* **Do this**: Copy every line of the listing exactly.

[Saved entries]
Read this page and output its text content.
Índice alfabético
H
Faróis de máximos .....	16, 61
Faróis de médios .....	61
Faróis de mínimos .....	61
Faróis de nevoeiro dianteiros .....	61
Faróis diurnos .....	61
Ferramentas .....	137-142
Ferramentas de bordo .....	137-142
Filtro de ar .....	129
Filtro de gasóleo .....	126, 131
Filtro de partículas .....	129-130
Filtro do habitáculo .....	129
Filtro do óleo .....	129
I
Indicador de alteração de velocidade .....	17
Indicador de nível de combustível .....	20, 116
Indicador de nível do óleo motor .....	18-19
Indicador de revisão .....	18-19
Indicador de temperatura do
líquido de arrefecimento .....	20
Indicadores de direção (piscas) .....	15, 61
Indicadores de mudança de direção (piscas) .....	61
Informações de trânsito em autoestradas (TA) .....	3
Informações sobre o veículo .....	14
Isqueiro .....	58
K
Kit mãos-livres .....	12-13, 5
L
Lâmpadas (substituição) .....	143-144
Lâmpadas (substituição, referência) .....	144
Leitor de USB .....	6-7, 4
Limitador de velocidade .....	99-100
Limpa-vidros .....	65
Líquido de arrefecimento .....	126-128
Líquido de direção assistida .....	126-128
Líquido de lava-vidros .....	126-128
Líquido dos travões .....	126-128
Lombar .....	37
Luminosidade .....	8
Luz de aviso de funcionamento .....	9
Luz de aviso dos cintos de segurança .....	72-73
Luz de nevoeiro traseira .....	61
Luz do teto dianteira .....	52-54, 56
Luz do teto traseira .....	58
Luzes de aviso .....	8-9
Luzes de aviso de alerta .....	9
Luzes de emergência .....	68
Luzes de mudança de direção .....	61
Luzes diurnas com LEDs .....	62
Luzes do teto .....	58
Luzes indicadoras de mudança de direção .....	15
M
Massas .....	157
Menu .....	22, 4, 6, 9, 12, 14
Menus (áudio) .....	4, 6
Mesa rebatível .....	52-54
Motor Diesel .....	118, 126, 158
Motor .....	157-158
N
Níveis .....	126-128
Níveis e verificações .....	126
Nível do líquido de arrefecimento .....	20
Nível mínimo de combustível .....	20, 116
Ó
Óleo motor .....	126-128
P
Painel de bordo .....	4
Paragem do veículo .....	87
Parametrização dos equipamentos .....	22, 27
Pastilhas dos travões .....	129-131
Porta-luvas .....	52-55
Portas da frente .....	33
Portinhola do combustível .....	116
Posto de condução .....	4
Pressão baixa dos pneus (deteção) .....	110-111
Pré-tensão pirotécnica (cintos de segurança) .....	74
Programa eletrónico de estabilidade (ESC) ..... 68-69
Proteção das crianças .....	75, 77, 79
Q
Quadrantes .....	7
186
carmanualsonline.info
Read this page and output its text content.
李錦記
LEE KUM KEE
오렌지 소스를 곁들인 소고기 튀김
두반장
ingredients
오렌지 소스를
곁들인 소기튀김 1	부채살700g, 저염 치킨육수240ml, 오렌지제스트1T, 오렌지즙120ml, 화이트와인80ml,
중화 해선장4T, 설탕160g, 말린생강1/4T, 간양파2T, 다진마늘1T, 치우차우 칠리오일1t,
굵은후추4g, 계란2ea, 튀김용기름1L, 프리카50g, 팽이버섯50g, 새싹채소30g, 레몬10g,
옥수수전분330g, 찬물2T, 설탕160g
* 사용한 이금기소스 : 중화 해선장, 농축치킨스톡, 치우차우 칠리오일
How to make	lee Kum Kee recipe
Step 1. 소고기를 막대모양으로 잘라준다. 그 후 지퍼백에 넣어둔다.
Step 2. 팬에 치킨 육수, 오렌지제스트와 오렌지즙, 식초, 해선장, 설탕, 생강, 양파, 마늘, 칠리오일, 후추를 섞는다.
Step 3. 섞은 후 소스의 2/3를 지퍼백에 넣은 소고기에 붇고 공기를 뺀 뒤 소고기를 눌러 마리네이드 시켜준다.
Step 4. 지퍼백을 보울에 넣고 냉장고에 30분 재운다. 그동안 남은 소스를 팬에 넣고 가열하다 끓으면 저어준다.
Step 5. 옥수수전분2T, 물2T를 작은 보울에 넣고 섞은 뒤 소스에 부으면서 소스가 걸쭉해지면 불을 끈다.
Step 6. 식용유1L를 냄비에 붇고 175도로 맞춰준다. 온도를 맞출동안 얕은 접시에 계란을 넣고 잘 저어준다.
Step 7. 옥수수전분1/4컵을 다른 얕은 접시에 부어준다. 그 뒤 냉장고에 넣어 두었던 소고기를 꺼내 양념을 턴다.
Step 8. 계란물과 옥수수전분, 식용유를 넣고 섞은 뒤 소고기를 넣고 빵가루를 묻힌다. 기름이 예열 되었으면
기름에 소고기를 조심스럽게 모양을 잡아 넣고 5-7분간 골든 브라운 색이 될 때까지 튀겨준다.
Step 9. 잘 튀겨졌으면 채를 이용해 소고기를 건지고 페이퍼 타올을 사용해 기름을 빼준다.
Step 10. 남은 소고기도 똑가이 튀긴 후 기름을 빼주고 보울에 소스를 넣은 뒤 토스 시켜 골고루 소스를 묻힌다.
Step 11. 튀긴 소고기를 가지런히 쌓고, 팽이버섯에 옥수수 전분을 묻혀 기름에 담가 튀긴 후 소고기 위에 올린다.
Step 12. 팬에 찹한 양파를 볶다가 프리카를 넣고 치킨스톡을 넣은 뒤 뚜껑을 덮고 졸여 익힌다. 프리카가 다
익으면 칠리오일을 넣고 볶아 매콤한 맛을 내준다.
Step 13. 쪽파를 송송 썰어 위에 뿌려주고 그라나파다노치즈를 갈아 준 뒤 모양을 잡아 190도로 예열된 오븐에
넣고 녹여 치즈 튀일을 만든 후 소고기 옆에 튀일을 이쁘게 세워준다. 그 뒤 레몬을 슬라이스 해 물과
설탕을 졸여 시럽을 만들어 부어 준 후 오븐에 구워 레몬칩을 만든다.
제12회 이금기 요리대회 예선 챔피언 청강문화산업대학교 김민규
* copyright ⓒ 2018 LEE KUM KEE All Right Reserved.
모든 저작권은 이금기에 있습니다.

* **Expected answer**:
Read this page and output its text content.
Índice alfabético
H
Faróis de máximos .....	16, 61
Faróis de médios .....	61
Faróis de mínimos .....	61
Faróis de nevoeiro dianteiros .....	61
Faróis diurnos .....	61
Ferramentas .....	137-142
Ferramentas de bordo .....	137-142
Filtro de ar .....	129
Filtro de gasóleo .....	126, 131
Filtro de partículas .....	129-130
Filtro do habitáculo .....	129
Filtro do óleo .....	129
I
Indicador de alteração de velocidade .....	17
Indicador de nível de combustível .....	20, 116
Indicador de nível do óleo motor .....	18-19
Indicador de revisão .....	18-19
Indicador de temperatura do
líquido de arrefecimento .....	20
Indicadores de direção (piscas) .....	15, 61
Indicadores de mudança de direção (piscas) .....	61
Informações de trânsito em autoestradas (TA) .....	3
Informações sobre o veículo .....	14
Isqueiro .....	58
K
Kit mãos-livres .....	12-13, 5
L
Lâmpadas (substituição) .....	143-144
Lâmpadas (substituição, referência) .....	144
Leitor de USB .....	6-7, 4
Limitador de velocidade .....	99-100
Limpa-vidros .....	65
Líquido de arrefecimento .....	126-128
Líquido de direção assistida .....	126-128
Líquido de lava-vidros .....	126-128
Líquido dos travões .....	126-128
Lombar .....	37
Luminosidade .....	8
Luz de aviso de funcionamento .....	9
Luz de aviso dos cintos de segurança .....	72-73
Luz de nevoeiro traseira .....	61
Luz do teto dianteira .....	52-54, 56
Luz do teto traseira .....	58
Luzes de aviso .....	8-9
Luzes de aviso de alerta .....	9
Luzes de emergência .....	68
Luzes de mudança de direção .....	61
Luzes diurnas com LEDs .....	62
Luzes do teto .....	58
Luzes indicadoras de mudança de direção .....	15
M
Massas .....	157
Menu .....	22, 4, 6, 9, 12, 14
Menus (áudio) .....	4, 6
Mesa rebatível .....	52-54
Motor Diesel .....	118, 126, 158
Motor .....	157-158
N
Níveis .....	126-128
Níveis e verificações .....	126
Nível do líquido de arrefecimento .....	20
Nível mínimo de combustível .....	20, 116
Ó
Óleo motor .....	126-128
P
Painel de bordo .....	4
Paragem do veículo .....	87
Parametrização dos equipamentos .....	22, 27
Pastilhas dos travões .....	129-131
Porta-luvas .....	52-55
Portas da frente .....	33
Portinhola do combustível .....	116
Posto de condução .....	4
Pressão baixa dos pneus (deteção) .....	110-111
Pré-tensão pirotécnica (cintos de segurança) .....	74
Programa eletrónico de estabilidade (ESC) ..... 68-69
Proteção das crianças .....	75, 77, 79
Q
Quadrantes .....	7
186
carmanualsonline.info
Read this page and output its text content.
李錦記
LEE KUM KEE
오렌지 소스를 곁들인 소고기 튀김
두반장
ingredients
오렌지 소스를
곁들인 소기튀김 1	부채살700g, 저염 치킨육수240ml, 오렌지제스트1T, 오렌지즙120ml, 화이트와인80ml,
중화 해선장4T, 설탕160g, 말린생강1/4T, 간양파2T, 다진마늘1T, 치우차우 칠리오일1t,
굵은후추4g, 계란2ea, 튀김용기름1L, 프리카50g, 팽이버섯50g, 새싹채소30g, 레몬10g,
옥수수전분330g, 찬물2T, 설탕160g
* 사용한 이금기소스 : 중화 해선장, 농축치킨스톡, 치우차우 칠리오일
How to make	lee Kum Kee recipe
Step 1. 소고기를 막대모양으로 잘라준다. 그 후 지퍼백에 넣어둔다.
Step 2. 팬에 치킨 육수, 오렌지제스트와 오렌지즙, 식초, 해선장, 설탕, 생강, 양파, 마늘, 칠리오일, 후추를 섞는다.
Step 3. 섞은 후 소스의 2/3를 지퍼백에 넣은 소고기에 붇고 공기를 뺀 뒤 소고기를 눌러 마리네이드 시켜준다.
Step 4. 지퍼백을 보울에 넣고 냉장고에 30분 재운다. 그동안 남은 소스를 팬에 넣고 가열하다 끓으면 저어준다.
Step 5. 옥수수전분2T, 물2T를 작은 보울에 넣고 섞은 뒤 소스에 부으면서 소스가 걸쭉해지면 불을 끈다.
Step 6. 식용유1L를 냄비에 붇고 175도로 맞춰준다. 온도를 맞출동안 얕은 접시에 계란을 넣고 잘 저어준다.
Step 7. 옥수수전분1/4컵을 다른 얕은 접시에 부어준다. 그 뒤 냉장고에 넣어 두었던 소고기를 꺼내 양념을 턴다.
Step 8. 계란물과 옥수수전분, 식용유를 넣고 섞은 뒤 소고기를 넣고 빵가루를 묻힌다. 기름이 예열 되었으면
기름에 소고기를 조심스럽게 모양을 잡아 넣고 5-7분간 골든 브라운 색이 될 때까지 튀겨준다.
Step 9. 잘 튀겨졌으면 채를 이용해 소고기를 건지고 페이퍼 타올을 사용해 기름을 빼준다.
Step 10. 남은 소고기도 똑가이 튀긴 후 기름을 빼주고 보울에 소스를 넣은 뒤 토스 시켜 골고루 소스를 묻힌다.
Step 11. 튀긴 소고기를 가지런히 쌓고, 팽이버섯에 옥수수 전분을 묻혀 기름에 담가 튀긴 후 소고기 위에 올린다.
Step 12. 팬에 찹한 양파를 볶다가 프리카를 넣고 치킨스톡을 넣은 뒤 뚜껑을 덮고 졸여 익힌다. 프리카가 다
익으면 칠리오일을 넣고 볶아 매콤한 맛을 내준다.
Step 13. 쪽파를 송송 썰어 위에 뿌려주고 그라나파다노치즈를 갈아 준 뒤 모양을 잡아 190도로 예열된 오븐에
넣고 녹여 치즈 튀일을 만든 후 소고기 옆에 튀일을 이쁘게 세워준다. 그 뒤 레몬을 슬라이스 해 물과
설탕을 졸여 시럽을 만들어 부어 준 후 오븐에 구워 레몬칩을 만든다.
제12회 이금기 요리대회 예선 챔피언 청강문화산업대학교 김민규
* copyright ⓒ 2018 LEE KUM KEE All Right Reserved.
모든 저작권은 이금기에 있습니다.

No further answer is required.